** Start Data to process **
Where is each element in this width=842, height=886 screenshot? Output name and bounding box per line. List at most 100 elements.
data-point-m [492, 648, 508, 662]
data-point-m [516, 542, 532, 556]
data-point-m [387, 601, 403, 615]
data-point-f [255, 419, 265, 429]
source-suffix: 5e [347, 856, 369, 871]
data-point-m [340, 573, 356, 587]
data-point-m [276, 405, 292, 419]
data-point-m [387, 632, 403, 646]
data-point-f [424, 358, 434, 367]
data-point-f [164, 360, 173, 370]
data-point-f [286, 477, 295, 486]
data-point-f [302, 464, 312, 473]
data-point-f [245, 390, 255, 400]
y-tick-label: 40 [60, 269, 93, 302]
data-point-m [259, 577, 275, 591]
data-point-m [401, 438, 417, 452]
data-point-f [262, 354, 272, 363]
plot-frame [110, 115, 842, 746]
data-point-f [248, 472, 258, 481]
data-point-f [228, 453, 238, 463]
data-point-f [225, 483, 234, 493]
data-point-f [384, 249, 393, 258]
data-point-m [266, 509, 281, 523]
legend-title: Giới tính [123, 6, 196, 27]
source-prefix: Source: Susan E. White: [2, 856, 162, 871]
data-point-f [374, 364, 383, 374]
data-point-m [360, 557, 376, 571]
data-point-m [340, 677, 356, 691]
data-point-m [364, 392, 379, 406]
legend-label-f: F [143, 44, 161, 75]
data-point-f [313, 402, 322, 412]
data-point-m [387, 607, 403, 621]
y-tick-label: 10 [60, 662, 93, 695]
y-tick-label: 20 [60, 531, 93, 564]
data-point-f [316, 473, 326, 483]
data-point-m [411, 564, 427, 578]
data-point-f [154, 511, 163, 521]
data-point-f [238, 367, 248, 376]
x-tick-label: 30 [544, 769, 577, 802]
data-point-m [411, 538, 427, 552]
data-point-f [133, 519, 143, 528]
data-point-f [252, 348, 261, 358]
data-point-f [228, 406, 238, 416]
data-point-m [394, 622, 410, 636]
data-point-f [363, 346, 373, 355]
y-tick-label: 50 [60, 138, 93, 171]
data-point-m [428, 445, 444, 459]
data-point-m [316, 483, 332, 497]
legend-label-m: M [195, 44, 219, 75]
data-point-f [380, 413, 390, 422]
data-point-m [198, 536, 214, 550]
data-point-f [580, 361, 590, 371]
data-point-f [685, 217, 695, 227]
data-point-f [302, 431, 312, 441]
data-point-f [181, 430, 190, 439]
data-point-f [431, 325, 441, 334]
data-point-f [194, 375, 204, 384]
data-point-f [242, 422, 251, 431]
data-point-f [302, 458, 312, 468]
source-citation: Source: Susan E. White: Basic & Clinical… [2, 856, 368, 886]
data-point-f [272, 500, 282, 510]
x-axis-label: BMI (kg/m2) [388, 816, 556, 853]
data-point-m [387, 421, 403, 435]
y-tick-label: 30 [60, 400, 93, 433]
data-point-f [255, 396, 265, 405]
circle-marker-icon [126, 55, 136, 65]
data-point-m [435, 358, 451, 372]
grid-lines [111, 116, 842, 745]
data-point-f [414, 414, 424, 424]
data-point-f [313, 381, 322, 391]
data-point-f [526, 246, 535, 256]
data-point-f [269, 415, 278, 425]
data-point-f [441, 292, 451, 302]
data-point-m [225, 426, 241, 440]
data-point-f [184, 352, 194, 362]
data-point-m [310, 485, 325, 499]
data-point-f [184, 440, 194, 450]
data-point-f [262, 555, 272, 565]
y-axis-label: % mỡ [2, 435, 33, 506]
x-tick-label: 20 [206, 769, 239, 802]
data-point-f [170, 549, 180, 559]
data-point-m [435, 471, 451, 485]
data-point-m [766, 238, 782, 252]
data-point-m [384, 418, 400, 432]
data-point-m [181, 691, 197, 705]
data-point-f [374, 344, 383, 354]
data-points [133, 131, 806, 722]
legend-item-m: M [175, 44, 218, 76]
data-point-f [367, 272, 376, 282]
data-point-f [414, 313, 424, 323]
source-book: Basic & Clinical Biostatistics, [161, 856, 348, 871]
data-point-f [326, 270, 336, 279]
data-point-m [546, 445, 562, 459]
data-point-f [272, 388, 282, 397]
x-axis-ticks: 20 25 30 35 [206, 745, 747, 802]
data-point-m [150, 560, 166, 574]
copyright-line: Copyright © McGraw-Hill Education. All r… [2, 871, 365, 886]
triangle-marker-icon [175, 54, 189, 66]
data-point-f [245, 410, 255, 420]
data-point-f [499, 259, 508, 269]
** End Data to process **
** Start Data to process **
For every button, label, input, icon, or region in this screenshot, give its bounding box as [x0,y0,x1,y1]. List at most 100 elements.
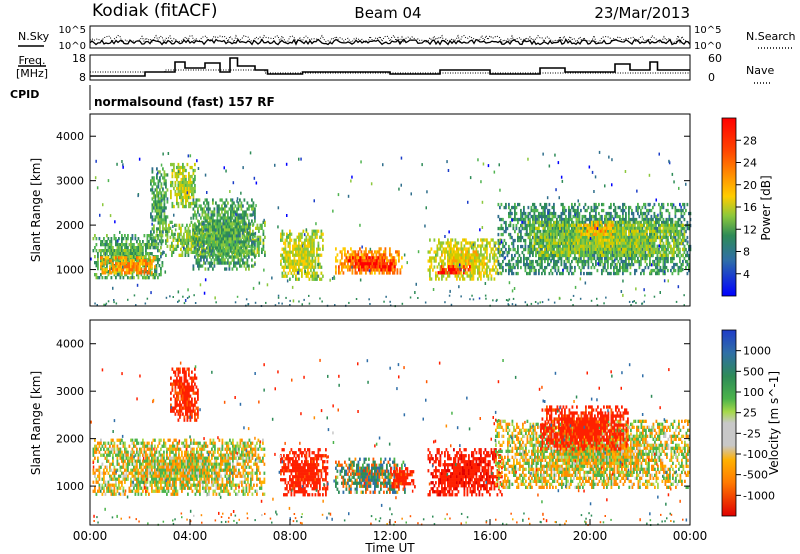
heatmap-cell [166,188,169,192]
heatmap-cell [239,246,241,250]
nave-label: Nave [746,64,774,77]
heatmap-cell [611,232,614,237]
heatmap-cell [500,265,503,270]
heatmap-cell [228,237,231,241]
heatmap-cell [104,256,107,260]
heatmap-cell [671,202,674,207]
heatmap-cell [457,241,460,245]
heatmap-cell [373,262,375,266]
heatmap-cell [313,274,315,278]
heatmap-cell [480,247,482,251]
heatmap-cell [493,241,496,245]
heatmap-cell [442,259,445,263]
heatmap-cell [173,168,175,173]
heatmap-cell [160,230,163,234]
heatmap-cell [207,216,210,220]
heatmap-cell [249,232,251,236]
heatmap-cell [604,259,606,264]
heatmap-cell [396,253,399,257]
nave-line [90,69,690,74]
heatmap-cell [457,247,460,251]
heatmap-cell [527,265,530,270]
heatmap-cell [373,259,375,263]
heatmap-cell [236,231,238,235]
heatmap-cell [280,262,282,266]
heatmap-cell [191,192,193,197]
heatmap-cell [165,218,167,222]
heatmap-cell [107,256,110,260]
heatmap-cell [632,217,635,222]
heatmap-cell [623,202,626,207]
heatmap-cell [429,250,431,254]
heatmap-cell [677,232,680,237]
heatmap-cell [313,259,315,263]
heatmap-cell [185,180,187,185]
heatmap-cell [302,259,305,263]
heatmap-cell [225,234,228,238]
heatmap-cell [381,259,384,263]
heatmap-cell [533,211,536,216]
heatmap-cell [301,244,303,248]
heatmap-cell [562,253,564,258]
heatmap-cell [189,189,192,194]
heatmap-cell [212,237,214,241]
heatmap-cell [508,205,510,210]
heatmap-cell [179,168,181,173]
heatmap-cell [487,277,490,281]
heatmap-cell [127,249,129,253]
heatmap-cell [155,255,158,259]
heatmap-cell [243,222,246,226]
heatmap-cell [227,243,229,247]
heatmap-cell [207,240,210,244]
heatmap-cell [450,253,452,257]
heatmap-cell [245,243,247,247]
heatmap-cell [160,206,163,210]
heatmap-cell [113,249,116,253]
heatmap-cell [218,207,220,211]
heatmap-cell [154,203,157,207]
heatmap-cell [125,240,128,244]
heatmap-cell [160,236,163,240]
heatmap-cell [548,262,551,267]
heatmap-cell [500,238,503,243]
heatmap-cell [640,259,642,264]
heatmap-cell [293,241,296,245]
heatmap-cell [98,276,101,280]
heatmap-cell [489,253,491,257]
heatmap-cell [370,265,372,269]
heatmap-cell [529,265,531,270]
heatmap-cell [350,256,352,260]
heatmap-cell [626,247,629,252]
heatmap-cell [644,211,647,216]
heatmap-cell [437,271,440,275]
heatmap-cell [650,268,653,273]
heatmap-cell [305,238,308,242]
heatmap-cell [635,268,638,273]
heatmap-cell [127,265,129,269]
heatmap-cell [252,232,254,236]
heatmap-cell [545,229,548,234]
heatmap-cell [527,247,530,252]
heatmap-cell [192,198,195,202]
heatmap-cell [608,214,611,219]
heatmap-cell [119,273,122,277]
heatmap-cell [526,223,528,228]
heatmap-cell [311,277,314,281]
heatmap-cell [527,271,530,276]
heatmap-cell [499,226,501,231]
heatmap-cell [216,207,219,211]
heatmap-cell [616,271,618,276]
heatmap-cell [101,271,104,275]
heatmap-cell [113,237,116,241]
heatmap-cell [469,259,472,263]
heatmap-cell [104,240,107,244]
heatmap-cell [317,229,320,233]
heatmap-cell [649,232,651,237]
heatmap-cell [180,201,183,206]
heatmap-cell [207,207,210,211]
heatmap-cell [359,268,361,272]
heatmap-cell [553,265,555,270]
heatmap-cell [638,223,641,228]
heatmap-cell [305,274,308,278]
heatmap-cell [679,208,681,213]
** End Data to process **
Exercise requirements
Copy the lines verbatim, starting at the one containing "heatmap-cell [166,188,169,192]" and ending at the one containing "heatmap-cell [640,259,642,264]", both included.

Exercise solution
heatmap-cell [166,188,169,192]
heatmap-cell [239,246,241,250]
nave-label: Nave [746,64,774,77]
heatmap-cell [611,232,614,237]
heatmap-cell [500,265,503,270]
heatmap-cell [228,237,231,241]
heatmap-cell [104,256,107,260]
heatmap-cell [671,202,674,207]
heatmap-cell [457,241,460,245]
heatmap-cell [373,262,375,266]
heatmap-cell [313,274,315,278]
heatmap-cell [480,247,482,251]
heatmap-cell [493,241,496,245]
heatmap-cell [442,259,445,263]
heatmap-cell [173,168,175,173]
heatmap-cell [160,230,163,234]
heatmap-cell [207,216,210,220]
heatmap-cell [249,232,251,236]
heatmap-cell [604,259,606,264]
heatmap-cell [396,253,399,257]
nave-line [90,69,690,74]
heatmap-cell [457,247,460,251]
heatmap-cell [527,265,530,270]
heatmap-cell [373,259,375,263]
heatmap-cell [236,231,238,235]
heatmap-cell [280,262,282,266]
heatmap-cell [191,192,193,197]
heatmap-cell [165,218,167,222]
heatmap-cell [107,256,110,260]
heatmap-cell [632,217,635,222]
heatmap-cell [623,202,626,207]
heatmap-cell [429,250,431,254]
heatmap-cell [677,232,680,237]
heatmap-cell [313,259,315,263]
heatmap-cell [185,180,187,185]
heatmap-cell [302,259,305,263]
heatmap-cell [225,234,228,238]
heatmap-cell [381,259,384,263]
heatmap-cell [533,211,536,216]
heatmap-cell [301,244,303,248]
heatmap-cell [562,253,564,258]
heatmap-cell [189,189,192,194]
heatmap-cell [212,237,214,241]
heatmap-cell [508,205,510,210]
heatmap-cell [179,168,181,173]
heatmap-cell [487,277,490,281]
heatmap-cell [127,249,129,253]
heatmap-cell [155,255,158,259]
heatmap-cell [243,222,246,226]
heatmap-cell [227,243,229,247]
heatmap-cell [207,240,210,244]
heatmap-cell [450,253,452,257]
heatmap-cell [245,243,247,247]
heatmap-cell [160,206,163,210]
heatmap-cell [113,249,116,253]
heatmap-cell [218,207,220,211]
heatmap-cell [154,203,157,207]
heatmap-cell [125,240,128,244]
heatmap-cell [160,236,163,240]
heatmap-cell [548,262,551,267]
heatmap-cell [500,238,503,243]
heatmap-cell [640,259,642,264]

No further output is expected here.